╭─ Dataset content

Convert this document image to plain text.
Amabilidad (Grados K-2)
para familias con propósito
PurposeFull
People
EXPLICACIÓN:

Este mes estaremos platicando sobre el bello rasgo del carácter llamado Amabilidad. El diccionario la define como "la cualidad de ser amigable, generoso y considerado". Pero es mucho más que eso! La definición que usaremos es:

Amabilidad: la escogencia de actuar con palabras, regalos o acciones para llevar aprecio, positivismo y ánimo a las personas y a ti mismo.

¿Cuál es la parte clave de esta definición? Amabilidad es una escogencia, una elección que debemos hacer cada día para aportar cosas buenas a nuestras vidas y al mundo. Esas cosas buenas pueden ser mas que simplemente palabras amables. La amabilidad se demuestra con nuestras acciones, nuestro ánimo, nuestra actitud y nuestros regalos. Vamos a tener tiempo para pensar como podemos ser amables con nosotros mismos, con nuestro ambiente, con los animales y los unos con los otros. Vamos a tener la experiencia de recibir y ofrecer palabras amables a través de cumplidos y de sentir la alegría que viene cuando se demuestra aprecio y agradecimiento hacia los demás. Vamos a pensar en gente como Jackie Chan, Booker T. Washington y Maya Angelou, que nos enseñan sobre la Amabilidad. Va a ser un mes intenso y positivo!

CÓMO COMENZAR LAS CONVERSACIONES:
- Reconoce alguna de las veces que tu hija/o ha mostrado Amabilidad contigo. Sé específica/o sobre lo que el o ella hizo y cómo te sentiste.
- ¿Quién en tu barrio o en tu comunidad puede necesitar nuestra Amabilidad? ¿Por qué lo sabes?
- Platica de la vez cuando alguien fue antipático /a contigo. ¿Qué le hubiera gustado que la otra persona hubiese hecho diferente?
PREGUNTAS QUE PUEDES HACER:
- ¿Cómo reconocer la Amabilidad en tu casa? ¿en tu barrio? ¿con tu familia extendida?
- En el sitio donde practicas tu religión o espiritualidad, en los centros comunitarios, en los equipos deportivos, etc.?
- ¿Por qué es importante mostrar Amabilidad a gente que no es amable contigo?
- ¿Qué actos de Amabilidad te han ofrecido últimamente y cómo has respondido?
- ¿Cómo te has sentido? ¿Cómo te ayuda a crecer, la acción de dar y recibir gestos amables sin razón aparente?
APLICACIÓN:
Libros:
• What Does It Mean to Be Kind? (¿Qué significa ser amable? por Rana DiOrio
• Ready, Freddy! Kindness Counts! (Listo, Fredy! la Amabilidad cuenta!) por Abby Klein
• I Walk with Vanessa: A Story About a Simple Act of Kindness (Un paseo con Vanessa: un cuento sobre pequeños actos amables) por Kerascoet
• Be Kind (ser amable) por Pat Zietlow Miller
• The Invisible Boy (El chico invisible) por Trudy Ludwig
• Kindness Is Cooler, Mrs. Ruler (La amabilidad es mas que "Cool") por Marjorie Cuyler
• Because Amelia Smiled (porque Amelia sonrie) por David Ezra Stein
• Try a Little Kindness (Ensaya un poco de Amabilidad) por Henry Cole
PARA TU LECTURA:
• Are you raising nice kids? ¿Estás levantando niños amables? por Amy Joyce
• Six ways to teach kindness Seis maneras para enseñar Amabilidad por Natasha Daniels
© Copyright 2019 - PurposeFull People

╰─

Print the listing above in its entirety, with every line exact.

[Final answer]
Convert this document image to plain text.
Amabilidad (Grados K-2)
para familias con propósito
PurposeFull
People
EXPLICACIÓN:

Este mes estaremos platicando sobre el bello rasgo del carácter llamado Amabilidad. El diccionario la define como "la cualidad de ser amigable, generoso y considerado". Pero es mucho más que eso! La definición que usaremos es:

Amabilidad: la escogencia de actuar con palabras, regalos o acciones para llevar aprecio, positivismo y ánimo a las personas y a ti mismo.

¿Cuál es la parte clave de esta definición? Amabilidad es una escogencia, una elección que debemos hacer cada día para aportar cosas buenas a nuestras vidas y al mundo. Esas cosas buenas pueden ser mas que simplemente palabras amables. La amabilidad se demuestra con nuestras acciones, nuestro ánimo, nuestra actitud y nuestros regalos. Vamos a tener tiempo para pensar como podemos ser amables con nosotros mismos, con nuestro ambiente, con los animales y los unos con los otros. Vamos a tener la experiencia de recibir y ofrecer palabras amables a través de cumplidos y de sentir la alegría que viene cuando se demuestra aprecio y agradecimiento hacia los demás. Vamos a pensar en gente como Jackie Chan, Booker T. Washington y Maya Angelou, que nos enseñan sobre la Amabilidad. Va a ser un mes intenso y positivo!

CÓMO COMENZAR LAS CONVERSACIONES:
- Reconoce alguna de las veces que tu hija/o ha mostrado Amabilidad contigo. Sé específica/o sobre lo que el o ella hizo y cómo te sentiste.
- ¿Quién en tu barrio o en tu comunidad puede necesitar nuestra Amabilidad? ¿Por qué lo sabes?
- Platica de la vez cuando alguien fue antipático /a contigo. ¿Qué le hubiera gustado que la otra persona hubiese hecho diferente?
PREGUNTAS QUE PUEDES HACER:
- ¿Cómo reconocer la Amabilidad en tu casa? ¿en tu barrio? ¿con tu familia extendida?
- En el sitio donde practicas tu religión o espiritualidad, en los centros comunitarios, en los equipos deportivos, etc.?
- ¿Por qué es importante mostrar Amabilidad a gente que no es amable contigo?
- ¿Qué actos de Amabilidad te han ofrecido últimamente y cómo has respondido?
- ¿Cómo te has sentido? ¿Cómo te ayuda a crecer, la acción de dar y recibir gestos amables sin razón aparente?
APLICACIÓN:
Libros:
• What Does It Mean to Be Kind? (¿Qué significa ser amable? por Rana DiOrio
• Ready, Freddy! Kindness Counts! (Listo, Fredy! la Amabilidad cuenta!) por Abby Klein
• I Walk with Vanessa: A Story About a Simple Act of Kindness (Un paseo con Vanessa: un cuento sobre pequeños actos amables) por Kerascoet
• Be Kind (ser amable) por Pat Zietlow Miller
• The Invisible Boy (El chico invisible) por Trudy Ludwig
• Kindness Is Cooler, Mrs. Ruler (La amabilidad es mas que "Cool") por Marjorie Cuyler
• Because Amelia Smiled (porque Amelia sonrie) por David Ezra Stein
• Try a Little Kindness (Ensaya un poco de Amabilidad) por Henry Cole
PARA TU LECTURA:
• Are you raising nice kids? ¿Estás levantando niños amables? por Amy Joyce
• Six ways to teach kindness Seis maneras para enseñar Amabilidad por Natasha Daniels
© Copyright 2019 - PurposeFull People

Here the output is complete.